== WHAT THE TASK REQUIRES ==
Every line containing the word "我国师范生教育实践演进特征及优化策略" needs to be found and copied.

== LISTING ==
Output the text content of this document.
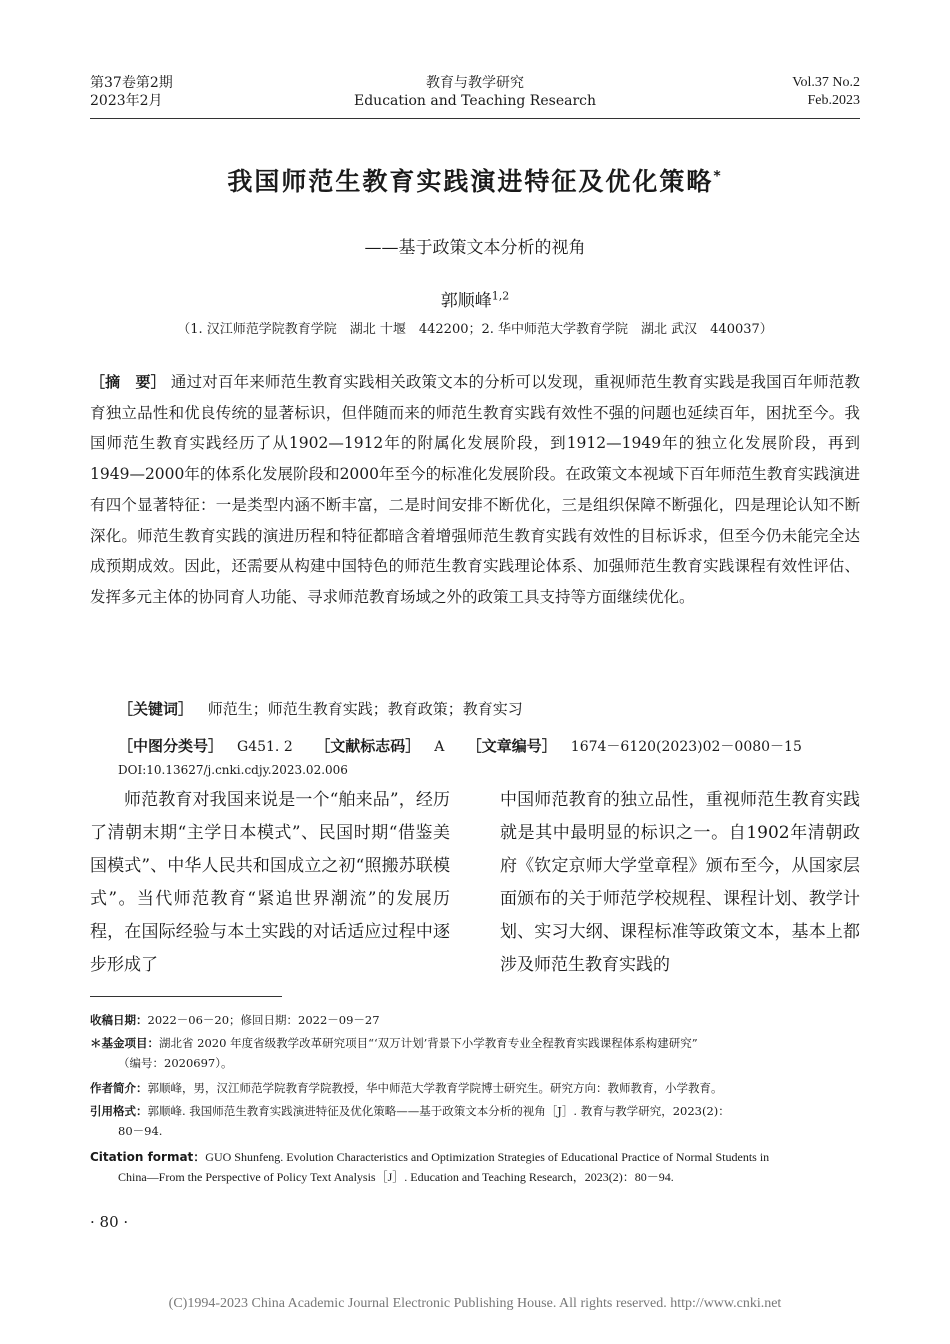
第37卷第2期
2023年2月
教育与教学研究
Education and Teaching Research
Vol.37 No.2
Feb.2023
我国师范生教育实践演进特征及优化策略*
——基于政策文本分析的视角
郭顺峰$^{1,2}$
（1. 汉江师范学院教育学院　湖北 十堰　442200；2. 华中师范大学教育学院　湖北 武汉　440037）
［摘　要］ 通过对百年来师范生教育实践相关政策文本的分析可以发现，重视师范生教育实践是我国百年师范教育独立品性和优良传统的显著标识，但伴随而来的师范生教育实践有效性不强的问题也延续百年，困扰至今。我国师范生教育实践经历了从1902—1912年的附属化发展阶段，到1912—1949年的独立化发展阶段，再到1949—2000年的体系化发展阶段和2000年至今的标准化发展阶段。在政策文本视域下百年师范生教育实践演进有四个显著特征：一是类型内涵不断丰富，二是时间安排不断优化，三是组织保障不断强化，四是理论认知不断深化。师范生教育实践的演进历程和特征都暗含着增强师范生教育实践有效性的目标诉求，但至今仍未能完全达成预期成效。因此，还需要从构建中国特色的师范生教育实践理论体系、加强师范生教育实践课程有效性评估、发挥多元主体的协同育人功能、寻求师范教育场域之外的政策工具支持等方面继续优化。
［关键词］ 师范生；师范生教育实践；教育政策；教育实习
［中图分类号］ G451. 2 ［文献标志码］ A ［文章编号］ 1674－6120(2023)02－0080－15
DOI:10.13627/j.cnki.cdjy.2023.02.006
师范教育对我国来说是一个“舶来品”，经历了清朝末期“主学日本模式”、民国时期“借鉴美国模式”、中华人民共和国成立之初“照搬苏联模式”。当代师范教育“紧追世界潮流”的发展历程，在国际经验与本土实践的对话适应过程中逐步形成了
中国师范教育的独立品性，重视师范生教育实践就是其中最明显的标识之一。自1902年清朝政府《钦定京师大学堂章程》颁布至今，从国家层面颁布的关于师范学校规程、课程计划、教学计划、实习大纲、课程标准等政策文本，基本上都涉及师范生教育实践的
收稿日期：2022－06－20；修回日期：2022－09－27
＊基金项目：湖北省 2020 年度省级教学改革研究项目“‘双万计划’背景下小学教育专业全程教育实践课程体系构建研究”
（编号：2020697）。
作者简介：郭顺峰，男，汉江师范学院教育学院教授，华中师范大学教育学院博士研究生。研究方向：教师教育，小学教育。
引用格式：郭顺峰. 我国师范生教育实践演进特征及优化策略——基于政策文本分析的视角［J］. 教育与教学研究，2023(2)：
80－94.
Citation format：GUO Shunfeng. Evolution Characteristics and Optimization Strategies of Educational Practice of Normal Students in
China—From the Perspective of Policy Text Analysis［J］. Education and Teaching Research，2023(2)：80－94.
· 80 ·
(C)1994-2023 China Academic Journal Electronic Publishing House. All rights reserved. http://www.cnki.net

== SOLUTION TO THE EXERCISE ==
我国师范生教育实践演进特征及优化策略*
引用格式：郭顺峰. 我国师范生教育实践演进特征及优化策略——基于政策文本分析的视角［J］. 教育与教学研究，2023(2)：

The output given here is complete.